Saved data entries:
....................
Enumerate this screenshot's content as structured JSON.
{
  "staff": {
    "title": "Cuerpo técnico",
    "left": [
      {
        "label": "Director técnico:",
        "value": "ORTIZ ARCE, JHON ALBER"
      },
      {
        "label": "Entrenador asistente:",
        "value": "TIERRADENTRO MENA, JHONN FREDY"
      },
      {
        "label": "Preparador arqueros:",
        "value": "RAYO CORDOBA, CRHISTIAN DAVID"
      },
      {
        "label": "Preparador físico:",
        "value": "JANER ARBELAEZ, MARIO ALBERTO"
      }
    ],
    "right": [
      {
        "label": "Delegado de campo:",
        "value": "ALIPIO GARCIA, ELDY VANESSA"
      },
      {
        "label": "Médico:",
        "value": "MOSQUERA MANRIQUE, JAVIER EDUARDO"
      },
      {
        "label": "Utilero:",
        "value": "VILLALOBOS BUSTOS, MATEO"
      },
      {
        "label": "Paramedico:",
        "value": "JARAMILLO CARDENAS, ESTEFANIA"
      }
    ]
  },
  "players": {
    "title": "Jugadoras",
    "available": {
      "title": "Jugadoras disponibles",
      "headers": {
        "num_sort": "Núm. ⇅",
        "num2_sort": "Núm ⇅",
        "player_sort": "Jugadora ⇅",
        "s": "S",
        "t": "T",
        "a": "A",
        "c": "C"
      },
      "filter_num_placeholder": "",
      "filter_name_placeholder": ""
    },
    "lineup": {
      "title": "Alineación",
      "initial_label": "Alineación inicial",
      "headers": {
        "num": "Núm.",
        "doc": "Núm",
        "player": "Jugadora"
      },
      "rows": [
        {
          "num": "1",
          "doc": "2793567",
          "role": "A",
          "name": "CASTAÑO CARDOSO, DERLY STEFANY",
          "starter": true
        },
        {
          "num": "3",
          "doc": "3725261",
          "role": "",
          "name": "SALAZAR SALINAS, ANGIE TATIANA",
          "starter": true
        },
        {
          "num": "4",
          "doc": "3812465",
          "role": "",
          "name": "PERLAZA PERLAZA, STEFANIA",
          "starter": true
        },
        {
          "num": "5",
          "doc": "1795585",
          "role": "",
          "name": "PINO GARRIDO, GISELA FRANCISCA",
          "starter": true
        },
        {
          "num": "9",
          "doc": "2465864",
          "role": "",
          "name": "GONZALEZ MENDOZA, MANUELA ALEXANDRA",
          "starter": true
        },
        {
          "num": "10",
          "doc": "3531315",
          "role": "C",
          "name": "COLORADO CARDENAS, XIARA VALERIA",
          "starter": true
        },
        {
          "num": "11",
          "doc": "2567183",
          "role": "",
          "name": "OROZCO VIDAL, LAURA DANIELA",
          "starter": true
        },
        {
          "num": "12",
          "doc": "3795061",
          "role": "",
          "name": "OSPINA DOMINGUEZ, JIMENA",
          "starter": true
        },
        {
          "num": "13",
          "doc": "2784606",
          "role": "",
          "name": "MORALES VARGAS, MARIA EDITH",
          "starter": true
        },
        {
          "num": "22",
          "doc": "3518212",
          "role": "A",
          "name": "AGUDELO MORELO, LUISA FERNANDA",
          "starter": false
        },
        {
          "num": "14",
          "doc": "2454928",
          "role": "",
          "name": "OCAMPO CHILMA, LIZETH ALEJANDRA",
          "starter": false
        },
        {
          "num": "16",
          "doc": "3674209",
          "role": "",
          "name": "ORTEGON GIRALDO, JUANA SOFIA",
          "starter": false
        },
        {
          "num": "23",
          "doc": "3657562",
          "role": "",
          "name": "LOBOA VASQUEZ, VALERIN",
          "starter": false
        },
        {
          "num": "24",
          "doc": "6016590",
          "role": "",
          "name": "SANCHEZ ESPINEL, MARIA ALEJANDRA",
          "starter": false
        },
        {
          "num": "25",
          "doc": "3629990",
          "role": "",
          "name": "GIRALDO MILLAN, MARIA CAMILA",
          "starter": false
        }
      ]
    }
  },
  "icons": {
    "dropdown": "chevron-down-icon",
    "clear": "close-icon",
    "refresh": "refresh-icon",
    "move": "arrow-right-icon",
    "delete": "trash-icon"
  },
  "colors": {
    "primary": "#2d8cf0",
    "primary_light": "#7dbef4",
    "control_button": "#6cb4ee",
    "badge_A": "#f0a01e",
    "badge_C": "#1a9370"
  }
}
....................
(Task objective):
Output all records verbatim.

(Result):
Enumerate this screenshot's content as structured JSON.
{
  "staff": {
    "title": "Cuerpo técnico",
    "left": [
      {
        "label": "Director técnico:",
        "value": "ORTIZ ARCE, JHON ALBER"
      },
      {
        "label": "Entrenador asistente:",
        "value": "TIERRADENTRO MENA, JHONN FREDY"
      },
      {
        "label": "Preparador arqueros:",
        "value": "RAYO CORDOBA, CRHISTIAN DAVID"
      },
      {
        "label": "Preparador físico:",
        "value": "JANER ARBELAEZ, MARIO ALBERTO"
      }
    ],
    "right": [
      {
        "label": "Delegado de campo:",
        "value": "ALIPIO GARCIA, ELDY VANESSA"
      },
      {
        "label": "Médico:",
        "value": "MOSQUERA MANRIQUE, JAVIER EDUARDO"
      },
      {
        "label": "Utilero:",
        "value": "VILLALOBOS BUSTOS, MATEO"
      },
      {
        "label": "Paramedico:",
        "value": "JARAMILLO CARDENAS, ESTEFANIA"
      }
    ]
  },
  "players": {
    "title": "Jugadoras",
    "available": {
      "title": "Jugadoras disponibles",
      "headers": {
        "num_sort": "Núm. ⇅",
        "num2_sort": "Núm ⇅",
        "player_sort": "Jugadora ⇅",
        "s": "S",
        "t": "T",
        "a": "A",
        "c": "C"
      },
      "filter_num_placeholder": "",
      "filter_name_placeholder": ""
    },
    "lineup": {
      "title": "Alineación",
      "initial_label": "Alineación inicial",
      "headers": {
        "num": "Núm.",
        "doc": "Núm",
        "player": "Jugadora"
      },
      "rows": [
        {
          "num": "1",
          "doc": "2793567",
          "role": "A",
          "name": "CASTAÑO CARDOSO, DERLY STEFANY",
          "starter": true
        },
        {
          "num": "3",
          "doc": "3725261",
          "role": "",
          "name": "SALAZAR SALINAS, ANGIE TATIANA",
          "starter": true
        },
        {
          "num": "4",
          "doc": "3812465",
          "role": "",
          "name": "PERLAZA PERLAZA, STEFANIA",
          "starter": true
        },
        {
          "num": "5",
          "doc": "1795585",
          "role": "",
          "name": "PINO GARRIDO, GISELA FRANCISCA",
          "starter": true
        },
        {
          "num": "9",
          "doc": "2465864",
          "role": "",
          "name": "GONZALEZ MENDOZA, MANUELA ALEXANDRA",
          "starter": true
        },
        {
          "num": "10",
          "doc": "3531315",
          "role": "C",
          "name": "COLORADO CARDENAS, XIARA VALERIA",
          "starter": true
        },
        {
          "num": "11",
          "doc": "2567183",
          "role": "",
          "name": "OROZCO VIDAL, LAURA DANIELA",
          "starter": true
        },
        {
          "num": "12",
          "doc": "3795061",
          "role": "",
          "name": "OSPINA DOMINGUEZ, JIMENA",
          "starter": true
        },
        {
          "num": "13",
          "doc": "2784606",
          "role": "",
          "name": "MORALES VARGAS, MARIA EDITH",
          "starter": true
        },
        {
          "num": "22",
          "doc": "3518212",
          "role": "A",
          "name": "AGUDELO MORELO, LUISA FERNANDA",
          "starter": false
        },
        {
          "num": "14",
          "doc": "2454928",
          "role": "",
          "name": "OCAMPO CHILMA, LIZETH ALEJANDRA",
          "starter": false
        },
        {
          "num": "16",
          "doc": "3674209",
          "role": "",
          "name": "ORTEGON GIRALDO, JUANA SOFIA",
          "starter": false
        },
        {
          "num": "23",
          "doc": "3657562",
          "role": "",
          "name": "LOBOA VASQUEZ, VALERIN",
          "starter": false
        },
        {
          "num": "24",
          "doc": "6016590",
          "role": "",
          "name": "SANCHEZ ESPINEL, MARIA ALEJANDRA",
          "starter": false
        },
        {
          "num": "25",
          "doc": "3629990",
          "role": "",
          "name": "GIRALDO MILLAN, MARIA CAMILA",
          "starter": false
        }
      ]
    }
  },
  "icons": {
    "dropdown": "chevron-down-icon",
    "clear": "close-icon",
    "refresh": "refresh-icon",
    "move": "arrow-right-icon",
    "delete": "trash-icon"
  },
  "colors": {
    "primary": "#2d8cf0",
    "primary_light": "#7dbef4",
    "control_button": "#6cb4ee",
    "badge_A": "#f0a01e",
    "badge_C": "#1a9370"
  }
}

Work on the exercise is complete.